## Objetivo 1
Según el texto para leer, ¿cuánto tiempo pasó después de la matanza antes de que la familia pudiera volver al pueblo?
## Objetivo 2
Traduce al inglés esta oración del texto para leer: «Mi decisión de ser sacerdote maduró en aquellos años».
## Objetivo 3
Continúa el texto para leer sobre los campos de refugiados del Líbano a partir de su última oración.

Mujer libanesa ante la bandera de su país (foto Elisa Gestri)

También influye mucho su historia personal. Era un niño cuando la guerra llamó a la puerta de su casa, en el Shuf libanés, obligándole a huir de las bombas y dejarlo todo. La primera vez no tardó mucho en resolverse, eran los años 60 y los cristianos de la zona fueron masacrados mediante una represalia terrible y tan rápida como un rayo. La segunda ocasión fue demoledora. «Era adolescente, mi padre era campesino, éramos una familia sencilla. Hubo una matanza en nuestro pueblo y lo perdimos todo: amigos, familiares, casa. Cuando pudimos volver, quince años después, no quedaba nada. Pero conservamos una pequeña llama de fe, como un presentimiento de que podríamos volver a empezar a pesar de todo. Y así fue. Mi decisión de ser sacerdote maduró en aquellos años».

Annas Linas trabaja hoy en campos de refugiados mayoritariamente poblados por musulmanes, pero también en el campo de Dbaje, donde son casi todos cristianos. Allí, según el padre Abdo, surgió una pequeña iglesia por iniciativa de los refugiados cristianos palestinos. «Creo que es el campo más ordenado, bonito y limpio de todo Oriente Medio, porque el cristianismo conlleva una cultura de la belleza que es innegable y salta a la vista».

## Fragmentos de datos
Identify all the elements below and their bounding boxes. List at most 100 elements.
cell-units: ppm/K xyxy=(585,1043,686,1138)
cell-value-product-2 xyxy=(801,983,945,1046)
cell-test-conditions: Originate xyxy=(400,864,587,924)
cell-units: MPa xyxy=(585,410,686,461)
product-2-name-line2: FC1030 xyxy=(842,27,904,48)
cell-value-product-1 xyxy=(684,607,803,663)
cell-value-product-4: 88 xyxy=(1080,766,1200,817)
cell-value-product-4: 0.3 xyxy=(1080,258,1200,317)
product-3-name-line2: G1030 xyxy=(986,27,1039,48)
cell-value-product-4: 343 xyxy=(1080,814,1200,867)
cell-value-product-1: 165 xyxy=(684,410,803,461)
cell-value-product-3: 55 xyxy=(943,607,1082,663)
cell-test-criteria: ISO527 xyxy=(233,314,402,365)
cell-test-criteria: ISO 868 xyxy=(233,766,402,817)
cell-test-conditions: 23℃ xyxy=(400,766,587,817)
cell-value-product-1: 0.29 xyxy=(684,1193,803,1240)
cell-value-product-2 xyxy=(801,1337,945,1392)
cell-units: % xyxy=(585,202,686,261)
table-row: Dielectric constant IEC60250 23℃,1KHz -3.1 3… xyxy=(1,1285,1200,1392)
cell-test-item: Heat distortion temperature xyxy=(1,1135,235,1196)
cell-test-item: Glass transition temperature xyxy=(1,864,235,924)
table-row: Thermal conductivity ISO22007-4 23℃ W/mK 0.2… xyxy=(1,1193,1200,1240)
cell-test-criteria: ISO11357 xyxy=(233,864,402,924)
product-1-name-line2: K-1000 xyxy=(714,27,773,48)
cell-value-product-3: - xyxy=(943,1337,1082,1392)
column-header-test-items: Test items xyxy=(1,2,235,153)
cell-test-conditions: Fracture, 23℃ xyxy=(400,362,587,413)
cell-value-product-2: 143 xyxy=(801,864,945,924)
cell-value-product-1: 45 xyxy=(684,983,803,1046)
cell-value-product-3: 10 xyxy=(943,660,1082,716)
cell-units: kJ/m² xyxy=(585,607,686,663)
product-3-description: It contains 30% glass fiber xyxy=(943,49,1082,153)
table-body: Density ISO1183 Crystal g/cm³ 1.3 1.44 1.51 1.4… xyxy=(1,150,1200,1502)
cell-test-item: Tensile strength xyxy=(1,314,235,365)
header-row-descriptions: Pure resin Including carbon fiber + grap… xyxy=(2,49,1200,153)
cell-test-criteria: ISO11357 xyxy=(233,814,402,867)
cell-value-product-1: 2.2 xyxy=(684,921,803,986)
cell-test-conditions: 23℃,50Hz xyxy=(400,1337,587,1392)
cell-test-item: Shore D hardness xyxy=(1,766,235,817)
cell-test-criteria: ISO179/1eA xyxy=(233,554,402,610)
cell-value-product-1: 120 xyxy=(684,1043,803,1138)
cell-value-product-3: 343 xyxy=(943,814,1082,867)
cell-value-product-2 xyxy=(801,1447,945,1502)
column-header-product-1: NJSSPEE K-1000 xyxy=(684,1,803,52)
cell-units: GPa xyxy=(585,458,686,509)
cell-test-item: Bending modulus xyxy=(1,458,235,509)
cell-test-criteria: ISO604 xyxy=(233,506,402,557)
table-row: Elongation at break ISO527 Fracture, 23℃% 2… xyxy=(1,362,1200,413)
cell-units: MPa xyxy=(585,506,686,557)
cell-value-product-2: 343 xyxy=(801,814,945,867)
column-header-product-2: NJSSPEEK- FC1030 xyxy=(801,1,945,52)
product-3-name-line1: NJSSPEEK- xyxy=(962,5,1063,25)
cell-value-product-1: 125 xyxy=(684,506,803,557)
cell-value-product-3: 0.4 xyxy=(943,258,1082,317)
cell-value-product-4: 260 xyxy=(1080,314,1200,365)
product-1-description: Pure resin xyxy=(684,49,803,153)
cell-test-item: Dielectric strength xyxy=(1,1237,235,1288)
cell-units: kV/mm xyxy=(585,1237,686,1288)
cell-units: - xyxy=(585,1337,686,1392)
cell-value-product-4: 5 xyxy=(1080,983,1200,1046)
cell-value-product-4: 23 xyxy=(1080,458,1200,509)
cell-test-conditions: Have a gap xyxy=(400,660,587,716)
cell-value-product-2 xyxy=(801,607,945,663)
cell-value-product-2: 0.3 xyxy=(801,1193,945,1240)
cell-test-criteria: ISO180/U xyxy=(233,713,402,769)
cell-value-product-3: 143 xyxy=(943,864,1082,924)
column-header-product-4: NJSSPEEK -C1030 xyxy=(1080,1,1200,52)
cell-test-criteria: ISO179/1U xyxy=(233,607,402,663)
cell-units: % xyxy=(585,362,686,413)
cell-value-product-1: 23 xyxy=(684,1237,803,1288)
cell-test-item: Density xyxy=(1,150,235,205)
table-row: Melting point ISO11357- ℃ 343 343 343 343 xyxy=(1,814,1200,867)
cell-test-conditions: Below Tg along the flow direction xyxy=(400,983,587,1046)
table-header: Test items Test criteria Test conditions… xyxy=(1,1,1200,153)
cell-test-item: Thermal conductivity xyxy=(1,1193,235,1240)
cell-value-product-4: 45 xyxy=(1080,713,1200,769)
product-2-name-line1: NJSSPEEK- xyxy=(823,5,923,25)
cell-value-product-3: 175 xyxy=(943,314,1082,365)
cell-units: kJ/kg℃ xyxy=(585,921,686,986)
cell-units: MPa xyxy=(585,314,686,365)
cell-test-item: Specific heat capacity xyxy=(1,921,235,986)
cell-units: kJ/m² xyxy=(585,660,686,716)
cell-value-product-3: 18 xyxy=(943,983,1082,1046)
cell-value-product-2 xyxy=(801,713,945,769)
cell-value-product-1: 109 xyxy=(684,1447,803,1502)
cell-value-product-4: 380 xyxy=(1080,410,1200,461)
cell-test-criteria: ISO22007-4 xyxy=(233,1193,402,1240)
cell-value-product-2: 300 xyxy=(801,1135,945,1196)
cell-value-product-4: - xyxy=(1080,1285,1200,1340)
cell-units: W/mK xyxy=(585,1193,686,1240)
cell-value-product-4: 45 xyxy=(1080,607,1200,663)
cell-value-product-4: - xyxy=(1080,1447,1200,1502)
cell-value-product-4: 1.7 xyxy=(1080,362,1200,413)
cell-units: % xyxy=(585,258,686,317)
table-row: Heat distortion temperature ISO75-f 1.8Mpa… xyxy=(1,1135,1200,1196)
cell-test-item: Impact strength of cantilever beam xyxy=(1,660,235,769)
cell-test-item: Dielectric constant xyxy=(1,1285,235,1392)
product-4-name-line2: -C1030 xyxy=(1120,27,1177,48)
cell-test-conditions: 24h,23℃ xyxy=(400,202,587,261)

## Resultado 1
Quince años.

## Resultado 2
My decision to become a priest matured in those years.

## Resultado 3
Pero es muy habitual toparse con el resentimiento o la amargura porque el sueño de volver a casa parece casi imposible. «Las nuevas generaciones de musulmanes palestinos, que no han conocido otra cosa que la realidad de estos campos, crecen con un ideal distorsionado de lo que es la patria y muchas veces son manipulados por los movimientos o grupos armados. Sueñan con Palestina, ignorando o fingiendo ignorar que no es precisamente el paraíso. De tal modo que la idealizan y crecen con el mito del retorno y con el odio por la tierra que les acoge. Cuánta rabia veo en esos chicos, pero no dejo de ir a visitarlos porque si desde el punto de vista podemos hacer poco, al menos podemos ofrecer una amistad e intentar afrontar juntos las preguntas de la vida: ¿a qué puedo llamar casa?, ¿cuál es mi patria?, ¿para qué estoy en este mundo?».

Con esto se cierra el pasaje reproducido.